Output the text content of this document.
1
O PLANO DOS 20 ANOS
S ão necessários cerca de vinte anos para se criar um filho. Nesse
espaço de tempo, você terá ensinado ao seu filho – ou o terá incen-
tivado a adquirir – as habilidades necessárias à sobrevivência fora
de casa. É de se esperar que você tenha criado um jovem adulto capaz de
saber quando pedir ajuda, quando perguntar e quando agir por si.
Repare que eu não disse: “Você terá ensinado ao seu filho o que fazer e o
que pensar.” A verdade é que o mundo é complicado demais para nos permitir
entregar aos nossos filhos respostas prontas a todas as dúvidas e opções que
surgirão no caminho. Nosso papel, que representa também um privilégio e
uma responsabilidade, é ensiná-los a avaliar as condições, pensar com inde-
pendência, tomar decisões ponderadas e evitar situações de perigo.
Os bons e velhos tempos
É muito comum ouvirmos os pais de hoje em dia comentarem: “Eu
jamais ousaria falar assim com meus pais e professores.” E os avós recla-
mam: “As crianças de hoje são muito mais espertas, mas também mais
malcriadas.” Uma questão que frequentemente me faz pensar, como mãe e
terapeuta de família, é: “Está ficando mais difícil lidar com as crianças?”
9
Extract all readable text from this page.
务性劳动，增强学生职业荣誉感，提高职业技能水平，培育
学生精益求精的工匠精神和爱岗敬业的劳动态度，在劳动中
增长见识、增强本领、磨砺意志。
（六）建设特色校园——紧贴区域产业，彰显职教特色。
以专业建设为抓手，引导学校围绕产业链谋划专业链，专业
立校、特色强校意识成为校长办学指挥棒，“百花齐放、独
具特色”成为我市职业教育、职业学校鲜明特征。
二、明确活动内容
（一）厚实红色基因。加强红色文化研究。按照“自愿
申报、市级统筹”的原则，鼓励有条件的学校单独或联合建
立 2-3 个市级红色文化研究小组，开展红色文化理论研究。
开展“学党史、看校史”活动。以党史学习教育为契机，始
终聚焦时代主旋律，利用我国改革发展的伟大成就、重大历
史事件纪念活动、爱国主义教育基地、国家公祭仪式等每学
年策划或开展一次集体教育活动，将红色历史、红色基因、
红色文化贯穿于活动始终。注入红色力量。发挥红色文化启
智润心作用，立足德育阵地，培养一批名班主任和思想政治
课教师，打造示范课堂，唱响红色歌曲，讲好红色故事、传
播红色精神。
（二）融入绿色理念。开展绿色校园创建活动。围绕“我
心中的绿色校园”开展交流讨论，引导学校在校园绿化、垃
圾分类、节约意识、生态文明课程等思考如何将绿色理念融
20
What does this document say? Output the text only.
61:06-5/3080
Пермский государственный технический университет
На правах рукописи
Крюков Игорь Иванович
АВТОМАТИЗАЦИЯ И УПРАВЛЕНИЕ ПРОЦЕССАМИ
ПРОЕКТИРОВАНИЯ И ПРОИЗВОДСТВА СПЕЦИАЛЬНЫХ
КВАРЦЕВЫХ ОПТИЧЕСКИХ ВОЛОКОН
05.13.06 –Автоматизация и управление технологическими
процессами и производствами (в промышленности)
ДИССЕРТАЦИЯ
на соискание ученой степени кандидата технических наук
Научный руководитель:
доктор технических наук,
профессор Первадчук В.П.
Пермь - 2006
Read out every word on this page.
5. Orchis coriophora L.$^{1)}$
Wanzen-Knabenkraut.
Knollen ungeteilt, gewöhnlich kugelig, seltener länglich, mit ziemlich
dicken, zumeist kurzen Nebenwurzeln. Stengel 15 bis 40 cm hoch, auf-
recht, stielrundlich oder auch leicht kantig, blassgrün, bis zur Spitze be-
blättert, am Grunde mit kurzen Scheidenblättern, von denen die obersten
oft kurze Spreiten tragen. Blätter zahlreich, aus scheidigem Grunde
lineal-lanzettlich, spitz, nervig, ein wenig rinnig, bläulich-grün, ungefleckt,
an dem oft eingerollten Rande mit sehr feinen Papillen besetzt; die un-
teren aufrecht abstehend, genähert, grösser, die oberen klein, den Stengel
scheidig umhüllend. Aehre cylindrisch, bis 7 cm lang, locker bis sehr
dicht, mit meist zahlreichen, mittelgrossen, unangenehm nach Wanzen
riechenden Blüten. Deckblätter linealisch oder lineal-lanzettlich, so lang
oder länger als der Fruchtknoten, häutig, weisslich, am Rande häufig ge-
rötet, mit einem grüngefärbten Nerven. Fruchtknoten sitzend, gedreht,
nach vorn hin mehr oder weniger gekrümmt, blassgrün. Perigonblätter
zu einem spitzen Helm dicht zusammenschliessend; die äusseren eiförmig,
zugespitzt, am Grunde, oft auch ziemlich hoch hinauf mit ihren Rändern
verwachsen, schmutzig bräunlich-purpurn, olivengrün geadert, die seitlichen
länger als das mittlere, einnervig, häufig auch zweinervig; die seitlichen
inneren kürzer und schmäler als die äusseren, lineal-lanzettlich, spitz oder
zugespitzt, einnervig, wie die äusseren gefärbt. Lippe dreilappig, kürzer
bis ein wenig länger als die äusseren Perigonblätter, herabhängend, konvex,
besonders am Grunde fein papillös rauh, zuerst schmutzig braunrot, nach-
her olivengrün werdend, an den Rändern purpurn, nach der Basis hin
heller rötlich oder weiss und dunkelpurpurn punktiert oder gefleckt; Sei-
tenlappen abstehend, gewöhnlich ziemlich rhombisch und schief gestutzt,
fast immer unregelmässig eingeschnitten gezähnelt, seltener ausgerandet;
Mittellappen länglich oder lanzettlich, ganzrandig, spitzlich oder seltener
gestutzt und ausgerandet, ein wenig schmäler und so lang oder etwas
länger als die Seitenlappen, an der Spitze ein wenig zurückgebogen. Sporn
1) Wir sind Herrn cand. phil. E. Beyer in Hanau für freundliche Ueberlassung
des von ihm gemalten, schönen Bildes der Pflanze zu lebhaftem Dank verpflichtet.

+ + + + +

_Request_:
Retype the listing exactly, in full.

_Exercise solution_:
Output the text content of this document.
1
O PLANO DOS 20 ANOS
S ão necessários cerca de vinte anos para se criar um filho. Nesse
espaço de tempo, você terá ensinado ao seu filho – ou o terá incen-
tivado a adquirir – as habilidades necessárias à sobrevivência fora
de casa. É de se esperar que você tenha criado um jovem adulto capaz de
saber quando pedir ajuda, quando perguntar e quando agir por si.
Repare que eu não disse: “Você terá ensinado ao seu filho o que fazer e o
que pensar.” A verdade é que o mundo é complicado demais para nos permitir
entregar aos nossos filhos respostas prontas a todas as dúvidas e opções que
surgirão no caminho. Nosso papel, que representa também um privilégio e
uma responsabilidade, é ensiná-los a avaliar as condições, pensar com inde-
pendência, tomar decisões ponderadas e evitar situações de perigo.
Os bons e velhos tempos
É muito comum ouvirmos os pais de hoje em dia comentarem: “Eu
jamais ousaria falar assim com meus pais e professores.” E os avós recla-
mam: “As crianças de hoje são muito mais espertas, mas também mais
malcriadas.” Uma questão que frequentemente me faz pensar, como mãe e
terapeuta de família, é: “Está ficando mais difícil lidar com as crianças?”
9
Extract all readable text from this page.
务性劳动，增强学生职业荣誉感，提高职业技能水平，培育
学生精益求精的工匠精神和爱岗敬业的劳动态度，在劳动中
增长见识、增强本领、磨砺意志。
（六）建设特色校园——紧贴区域产业，彰显职教特色。
以专业建设为抓手，引导学校围绕产业链谋划专业链，专业
立校、特色强校意识成为校长办学指挥棒，“百花齐放、独
具特色”成为我市职业教育、职业学校鲜明特征。
二、明确活动内容
（一）厚实红色基因。加强红色文化研究。按照“自愿
申报、市级统筹”的原则，鼓励有条件的学校单独或联合建
立 2-3 个市级红色文化研究小组，开展红色文化理论研究。
开展“学党史、看校史”活动。以党史学习教育为契机，始
终聚焦时代主旋律，利用我国改革发展的伟大成就、重大历
史事件纪念活动、爱国主义教育基地、国家公祭仪式等每学
年策划或开展一次集体教育活动，将红色历史、红色基因、
红色文化贯穿于活动始终。注入红色力量。发挥红色文化启
智润心作用，立足德育阵地，培养一批名班主任和思想政治
课教师，打造示范课堂，唱响红色歌曲，讲好红色故事、传
播红色精神。
（二）融入绿色理念。开展绿色校园创建活动。围绕“我
心中的绿色校园”开展交流讨论，引导学校在校园绿化、垃
圾分类、节约意识、生态文明课程等思考如何将绿色理念融
20
What does this document say? Output the text only.
61:06-5/3080
Пермский государственный технический университет
На правах рукописи
Крюков Игорь Иванович
АВТОМАТИЗАЦИЯ И УПРАВЛЕНИЕ ПРОЦЕССАМИ
ПРОЕКТИРОВАНИЯ И ПРОИЗВОДСТВА СПЕЦИАЛЬНЫХ
КВАРЦЕВЫХ ОПТИЧЕСКИХ ВОЛОКОН
05.13.06 –Автоматизация и управление технологическими
процессами и производствами (в промышленности)
ДИССЕРТАЦИЯ
на соискание ученой степени кандидата технических наук
Научный руководитель:
доктор технических наук,
профессор Первадчук В.П.
Пермь - 2006
Read out every word on this page.
5. Orchis coriophora L.$^{1)}$
Wanzen-Knabenkraut.
Knollen ungeteilt, gewöhnlich kugelig, seltener länglich, mit ziemlich
dicken, zumeist kurzen Nebenwurzeln. Stengel 15 bis 40 cm hoch, auf-
recht, stielrundlich oder auch leicht kantig, blassgrün, bis zur Spitze be-
blättert, am Grunde mit kurzen Scheidenblättern, von denen die obersten
oft kurze Spreiten tragen. Blätter zahlreich, aus scheidigem Grunde
lineal-lanzettlich, spitz, nervig, ein wenig rinnig, bläulich-grün, ungefleckt,
an dem oft eingerollten Rande mit sehr feinen Papillen besetzt; die un-
teren aufrecht abstehend, genähert, grösser, die oberen klein, den Stengel
scheidig umhüllend. Aehre cylindrisch, bis 7 cm lang, locker bis sehr
dicht, mit meist zahlreichen, mittelgrossen, unangenehm nach Wanzen
riechenden Blüten. Deckblätter linealisch oder lineal-lanzettlich, so lang
oder länger als der Fruchtknoten, häutig, weisslich, am Rande häufig ge-
rötet, mit einem grüngefärbten Nerven. Fruchtknoten sitzend, gedreht,
nach vorn hin mehr oder weniger gekrümmt, blassgrün. Perigonblätter
zu einem spitzen Helm dicht zusammenschliessend; die äusseren eiförmig,
zugespitzt, am Grunde, oft auch ziemlich hoch hinauf mit ihren Rändern
verwachsen, schmutzig bräunlich-purpurn, olivengrün geadert, die seitlichen
länger als das mittlere, einnervig, häufig auch zweinervig; die seitlichen
inneren kürzer und schmäler als die äusseren, lineal-lanzettlich, spitz oder
zugespitzt, einnervig, wie die äusseren gefärbt. Lippe dreilappig, kürzer
bis ein wenig länger als die äusseren Perigonblätter, herabhängend, konvex,
besonders am Grunde fein papillös rauh, zuerst schmutzig braunrot, nach-
her olivengrün werdend, an den Rändern purpurn, nach der Basis hin
heller rötlich oder weiss und dunkelpurpurn punktiert oder gefleckt; Sei-
tenlappen abstehend, gewöhnlich ziemlich rhombisch und schief gestutzt,
fast immer unregelmässig eingeschnitten gezähnelt, seltener ausgerandet;
Mittellappen länglich oder lanzettlich, ganzrandig, spitzlich oder seltener
gestutzt und ausgerandet, ein wenig schmäler und so lang oder etwas
länger als die Seitenlappen, an der Spitze ein wenig zurückgebogen. Sporn
1) Wir sind Herrn cand. phil. E. Beyer in Hanau für freundliche Ueberlassung
des von ihm gemalten, schönen Bildes der Pflanze zu lebhaftem Dank verpflichtet.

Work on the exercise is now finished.